EXCERPTED PASSAGE
————
There are several limitations in this study. First, despite the shape diameter diversity in AAA, we only simulated the geometry with 40 mm diameter. The shape of the aneurysm can affect the blood flow through the artery, and as a result, the SDM adhesion on aneurysm surface. This matter should be investigated in future studies. Second, the effects of ultrasound force on MBs were neglected. Acoustic waves have been widely employed in targeted drug delivery. For instance, they can be used to guide the MBs to the target or burst the MBs at specific pressure and frequency. MB-assisted imaging or targeted drug delivery can be achieved by bursting the MBs after their adhesion to the target wall. In this study, the effect of acoustic forces on the MB adhesion to the target wall was neglected due to their small impact on the MBs motion7,67,68. The current study addressed the SDM adhesion on the intended surface using the MBs ligands and AAA receptors. Adhesion of different MBs on the intended surface was compared. Furthermore, the effects of the blood flow through AAA on the drug delivery to the intended target were also studied. However, according to the previous studies, the ultrasound wave force will burst the MBs by oscillating them to their critical point known as the resonance point; where the effect of linear displacement is low68. Yet, the effects of acoustic waves on the SDM adhesion to the intended surface should be investigated in future studies. The particle adhesive dynamics model used in this study was the PSA type. Recent studies have presented several models for particles adhesion with the receptor-ligand bond which can be employed for better investigation of the SDM adhesion33. Furthermore, in this simulation, 500 MBs were used at the beginning of each cardiac cycle. The number of MBs entering artery can be optimised according to the SDM adhesion to the intended surface, the number of MBs exiting in dichotomy and economic and health condition of the patient. Recently, a research was conducted on electromagnetic MBs in which the drugs can be delivered to the target by electromagnetic forces69. Application of an electromagnetic field can further enhance the MBs adhesion which can be the topic of the future researches.

Conclusion

Simulation can be a valuable tool for investigating biological phenomena12,13,33,70. In this study, we employed simulation for studying the targeted drug delivery of MBs to suppress the AAA growth. In summary, we have shown that one of the commercially- approved MBs (Optison) with a diameter of 4.5 μm performs better than the other MBs in targeted drug delivery to the inner wall of the AAA. Our results showed that for patients with diabetes and anemia whose blood mechanical properties are variable in comparison with healthy individuals, the performance of targeted drug delivery using MB for the AAA would be decreased. Also, in patients with non-negative inlet blood flow velocity, the amount of SDM in the inner wall of AAA noticeably decreases, which reduces the effect of drug delivery with MBs to the AAA.
————
INFORMATION GIVEN
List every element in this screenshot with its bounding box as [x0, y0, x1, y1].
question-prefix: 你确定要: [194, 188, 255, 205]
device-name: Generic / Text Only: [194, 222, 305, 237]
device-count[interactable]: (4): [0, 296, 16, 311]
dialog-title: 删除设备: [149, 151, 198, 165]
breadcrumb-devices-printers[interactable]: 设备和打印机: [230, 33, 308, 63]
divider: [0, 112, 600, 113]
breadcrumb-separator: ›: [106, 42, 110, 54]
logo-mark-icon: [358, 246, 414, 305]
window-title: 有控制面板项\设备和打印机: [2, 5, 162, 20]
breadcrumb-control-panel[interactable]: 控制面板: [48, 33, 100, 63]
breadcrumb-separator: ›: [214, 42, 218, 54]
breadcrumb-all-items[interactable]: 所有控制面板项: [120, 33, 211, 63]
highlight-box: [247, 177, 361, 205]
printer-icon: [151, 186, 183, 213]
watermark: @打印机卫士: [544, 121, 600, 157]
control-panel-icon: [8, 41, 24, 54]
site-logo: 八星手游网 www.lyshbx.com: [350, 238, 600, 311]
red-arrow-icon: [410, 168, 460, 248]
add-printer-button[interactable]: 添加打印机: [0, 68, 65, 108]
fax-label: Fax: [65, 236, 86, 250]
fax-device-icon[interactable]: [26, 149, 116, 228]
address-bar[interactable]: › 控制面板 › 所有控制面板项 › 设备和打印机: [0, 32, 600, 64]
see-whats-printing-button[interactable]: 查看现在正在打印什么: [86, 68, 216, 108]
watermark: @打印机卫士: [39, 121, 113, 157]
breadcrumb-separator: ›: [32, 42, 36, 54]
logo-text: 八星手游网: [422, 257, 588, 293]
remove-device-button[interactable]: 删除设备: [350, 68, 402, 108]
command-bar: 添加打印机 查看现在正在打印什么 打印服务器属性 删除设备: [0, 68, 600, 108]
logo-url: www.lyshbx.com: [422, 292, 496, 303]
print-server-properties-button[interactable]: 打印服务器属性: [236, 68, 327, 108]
————
WORK INSTRUCTIONS
#1 Summarize the passage on microbubble drug delivery to aneurysms in two sentences.
#2 From the passage on microbubble drug delivery to aneurysms, extract the part starting at "Simulation can be" and ending at "to the AAA.".

ANSWERS FOR THE EXERCISE
#1 The study's limitations include simulating only a 40 mm diameter AAA geometry, neglecting ultrasound forces on MBs, using the PSA type of adhesive dynamics model, and using 500 MBs at the start of each cardiac cycle, with aneurysm shape, acoustic waves and electromagnetic fields named as topics for future studies. The simulation showed that Optison, a commercially approved 4.5 μm MB, performed better than the other MBs in targeted drug delivery to the inner wall of the AAA, while performance decreased for patients with diabetes and anemia and for patients with non-negative inlet blood flow velocity.

#2
Simulation can be a valuable tool for investigating biological phenomena12,13,33,70. In this study, we employed simulation for studying the targeted drug delivery of MBs to suppress the AAA growth. In summary, we have shown that one of the commercially- approved MBs (Optison) with a diameter of 4.5 μm performs better than the other MBs in targeted drug delivery to the inner wall of the AAA. Our results showed that for patients with diabetes and anemia whose blood mechanical properties are variable in comparison with healthy individuals, the performance of targeted drug delivery using MB for the AAA would be decreased. Also, in patients with non-negative inlet blood flow velocity, the amount of SDM in the inner wall of AAA noticeably decreases, which reduces the effect of drug delivery with MBs to the AAA.